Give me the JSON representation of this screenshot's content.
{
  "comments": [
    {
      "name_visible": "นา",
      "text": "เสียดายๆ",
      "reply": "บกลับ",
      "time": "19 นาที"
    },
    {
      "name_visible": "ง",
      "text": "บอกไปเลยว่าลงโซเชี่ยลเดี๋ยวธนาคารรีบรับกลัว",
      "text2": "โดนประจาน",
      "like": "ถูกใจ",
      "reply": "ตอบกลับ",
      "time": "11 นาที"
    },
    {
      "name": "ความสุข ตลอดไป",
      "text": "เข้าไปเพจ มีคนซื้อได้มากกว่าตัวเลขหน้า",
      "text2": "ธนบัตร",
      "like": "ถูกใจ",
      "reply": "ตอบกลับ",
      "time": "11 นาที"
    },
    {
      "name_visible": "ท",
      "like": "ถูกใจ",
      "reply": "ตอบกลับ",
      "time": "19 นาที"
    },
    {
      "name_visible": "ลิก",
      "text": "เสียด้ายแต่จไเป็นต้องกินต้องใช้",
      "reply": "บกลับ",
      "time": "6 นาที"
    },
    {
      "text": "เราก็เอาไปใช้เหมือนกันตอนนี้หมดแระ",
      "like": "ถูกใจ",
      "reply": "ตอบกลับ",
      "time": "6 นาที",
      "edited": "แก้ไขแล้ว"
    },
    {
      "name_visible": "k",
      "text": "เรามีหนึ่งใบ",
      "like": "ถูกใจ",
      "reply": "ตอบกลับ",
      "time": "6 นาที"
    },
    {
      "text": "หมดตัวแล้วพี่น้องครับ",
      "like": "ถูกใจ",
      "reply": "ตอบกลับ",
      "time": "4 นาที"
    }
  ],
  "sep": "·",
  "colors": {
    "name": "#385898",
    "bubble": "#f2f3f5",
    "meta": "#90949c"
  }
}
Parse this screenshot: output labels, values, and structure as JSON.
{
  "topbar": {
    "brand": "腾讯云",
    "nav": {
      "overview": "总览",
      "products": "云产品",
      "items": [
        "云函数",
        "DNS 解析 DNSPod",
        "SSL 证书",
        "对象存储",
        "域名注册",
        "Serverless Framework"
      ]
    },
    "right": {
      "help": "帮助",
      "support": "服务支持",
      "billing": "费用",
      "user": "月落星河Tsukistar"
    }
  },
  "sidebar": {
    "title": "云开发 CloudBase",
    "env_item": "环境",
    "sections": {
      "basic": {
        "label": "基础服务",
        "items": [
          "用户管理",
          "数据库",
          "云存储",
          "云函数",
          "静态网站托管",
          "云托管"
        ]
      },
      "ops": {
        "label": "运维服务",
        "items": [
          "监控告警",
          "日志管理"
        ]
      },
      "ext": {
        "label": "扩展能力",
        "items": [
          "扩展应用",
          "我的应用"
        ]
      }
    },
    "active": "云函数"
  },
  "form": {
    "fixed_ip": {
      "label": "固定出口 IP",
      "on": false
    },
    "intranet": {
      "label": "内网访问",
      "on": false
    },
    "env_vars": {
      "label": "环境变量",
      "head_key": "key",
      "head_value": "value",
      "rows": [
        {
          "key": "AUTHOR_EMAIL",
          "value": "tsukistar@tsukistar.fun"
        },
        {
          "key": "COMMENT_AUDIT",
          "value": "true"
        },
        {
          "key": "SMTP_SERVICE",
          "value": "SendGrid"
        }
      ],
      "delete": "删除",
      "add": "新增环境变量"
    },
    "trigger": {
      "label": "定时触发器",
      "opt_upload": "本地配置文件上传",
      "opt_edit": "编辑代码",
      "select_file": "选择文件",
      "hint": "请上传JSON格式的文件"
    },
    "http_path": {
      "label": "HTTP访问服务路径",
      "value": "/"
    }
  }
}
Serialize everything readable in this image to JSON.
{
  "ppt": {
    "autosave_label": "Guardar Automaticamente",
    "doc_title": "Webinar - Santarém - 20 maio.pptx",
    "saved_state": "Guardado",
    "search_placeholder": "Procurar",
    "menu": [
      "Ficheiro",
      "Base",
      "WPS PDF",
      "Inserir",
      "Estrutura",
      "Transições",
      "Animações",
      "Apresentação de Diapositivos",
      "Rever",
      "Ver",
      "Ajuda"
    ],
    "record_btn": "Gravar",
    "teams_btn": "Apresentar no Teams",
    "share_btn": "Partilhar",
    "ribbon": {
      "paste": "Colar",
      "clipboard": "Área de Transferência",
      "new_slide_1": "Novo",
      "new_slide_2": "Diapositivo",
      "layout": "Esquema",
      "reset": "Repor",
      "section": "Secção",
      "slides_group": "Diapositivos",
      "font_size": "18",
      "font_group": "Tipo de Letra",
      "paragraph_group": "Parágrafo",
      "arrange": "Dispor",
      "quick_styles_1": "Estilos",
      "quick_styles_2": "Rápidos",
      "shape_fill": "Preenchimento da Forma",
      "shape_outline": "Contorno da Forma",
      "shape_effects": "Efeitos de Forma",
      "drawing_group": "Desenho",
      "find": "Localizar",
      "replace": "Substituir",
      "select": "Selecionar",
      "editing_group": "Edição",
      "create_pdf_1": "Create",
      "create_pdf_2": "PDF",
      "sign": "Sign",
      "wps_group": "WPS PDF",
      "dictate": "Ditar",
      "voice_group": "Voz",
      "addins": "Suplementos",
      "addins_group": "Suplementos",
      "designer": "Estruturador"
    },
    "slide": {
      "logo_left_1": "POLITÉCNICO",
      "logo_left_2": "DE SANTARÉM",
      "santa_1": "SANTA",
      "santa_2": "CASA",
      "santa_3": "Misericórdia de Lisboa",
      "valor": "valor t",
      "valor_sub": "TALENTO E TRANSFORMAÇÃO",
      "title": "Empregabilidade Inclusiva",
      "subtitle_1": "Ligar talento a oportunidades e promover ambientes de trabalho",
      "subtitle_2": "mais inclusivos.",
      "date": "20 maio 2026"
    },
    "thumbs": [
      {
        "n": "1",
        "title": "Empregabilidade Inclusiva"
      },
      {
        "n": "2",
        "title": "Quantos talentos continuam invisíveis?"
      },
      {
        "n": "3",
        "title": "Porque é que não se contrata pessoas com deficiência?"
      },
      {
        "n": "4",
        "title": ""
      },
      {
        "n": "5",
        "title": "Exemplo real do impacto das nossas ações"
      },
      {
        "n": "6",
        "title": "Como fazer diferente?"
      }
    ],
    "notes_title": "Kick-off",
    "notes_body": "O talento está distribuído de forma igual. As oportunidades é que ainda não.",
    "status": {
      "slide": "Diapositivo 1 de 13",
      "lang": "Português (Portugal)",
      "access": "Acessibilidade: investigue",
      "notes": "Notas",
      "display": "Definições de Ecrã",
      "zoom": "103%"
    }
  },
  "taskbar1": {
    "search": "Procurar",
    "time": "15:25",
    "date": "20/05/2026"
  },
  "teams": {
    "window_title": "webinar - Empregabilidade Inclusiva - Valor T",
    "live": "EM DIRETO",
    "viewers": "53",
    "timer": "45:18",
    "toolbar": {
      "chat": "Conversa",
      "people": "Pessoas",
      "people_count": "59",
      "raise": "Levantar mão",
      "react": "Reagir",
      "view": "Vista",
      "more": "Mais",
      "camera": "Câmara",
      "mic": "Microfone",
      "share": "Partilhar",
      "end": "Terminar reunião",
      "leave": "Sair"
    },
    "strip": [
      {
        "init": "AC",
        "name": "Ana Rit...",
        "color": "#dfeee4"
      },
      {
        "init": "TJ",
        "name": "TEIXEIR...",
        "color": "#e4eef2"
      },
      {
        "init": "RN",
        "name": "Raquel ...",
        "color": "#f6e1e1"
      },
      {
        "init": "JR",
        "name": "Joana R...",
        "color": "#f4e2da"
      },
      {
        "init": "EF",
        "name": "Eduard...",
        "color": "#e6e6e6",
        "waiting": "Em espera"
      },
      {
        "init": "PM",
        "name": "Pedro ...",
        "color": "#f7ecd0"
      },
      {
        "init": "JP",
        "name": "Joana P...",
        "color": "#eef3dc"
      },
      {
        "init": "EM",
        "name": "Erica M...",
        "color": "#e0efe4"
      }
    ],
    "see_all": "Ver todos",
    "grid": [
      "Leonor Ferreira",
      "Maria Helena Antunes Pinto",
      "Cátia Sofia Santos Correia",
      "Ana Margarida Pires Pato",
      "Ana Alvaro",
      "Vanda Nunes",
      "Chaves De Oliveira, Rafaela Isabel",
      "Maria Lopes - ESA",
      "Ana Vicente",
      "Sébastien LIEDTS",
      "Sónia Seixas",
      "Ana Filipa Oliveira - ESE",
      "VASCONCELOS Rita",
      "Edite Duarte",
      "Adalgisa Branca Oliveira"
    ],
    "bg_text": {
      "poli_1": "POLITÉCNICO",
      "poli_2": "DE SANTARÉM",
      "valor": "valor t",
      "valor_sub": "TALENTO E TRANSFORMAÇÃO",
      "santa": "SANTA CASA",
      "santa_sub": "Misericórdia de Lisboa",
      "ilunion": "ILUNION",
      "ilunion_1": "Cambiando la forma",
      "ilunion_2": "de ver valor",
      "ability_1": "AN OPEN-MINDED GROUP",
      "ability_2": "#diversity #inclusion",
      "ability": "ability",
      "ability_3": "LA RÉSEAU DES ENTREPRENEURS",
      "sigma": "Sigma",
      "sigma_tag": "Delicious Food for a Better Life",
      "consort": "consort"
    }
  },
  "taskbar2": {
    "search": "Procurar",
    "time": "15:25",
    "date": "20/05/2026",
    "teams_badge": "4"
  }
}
------------------------------------------------------------------------
#### [Short task]
Check each line above for the string "Oliveira" and show the ones that have it.

#### [Finished exercise]
      "Chaves De Oliveira, Rafaela Isabel",
      "Ana Filipa Oliveira - ESE",
      "Adalgisa Branca Oliveira"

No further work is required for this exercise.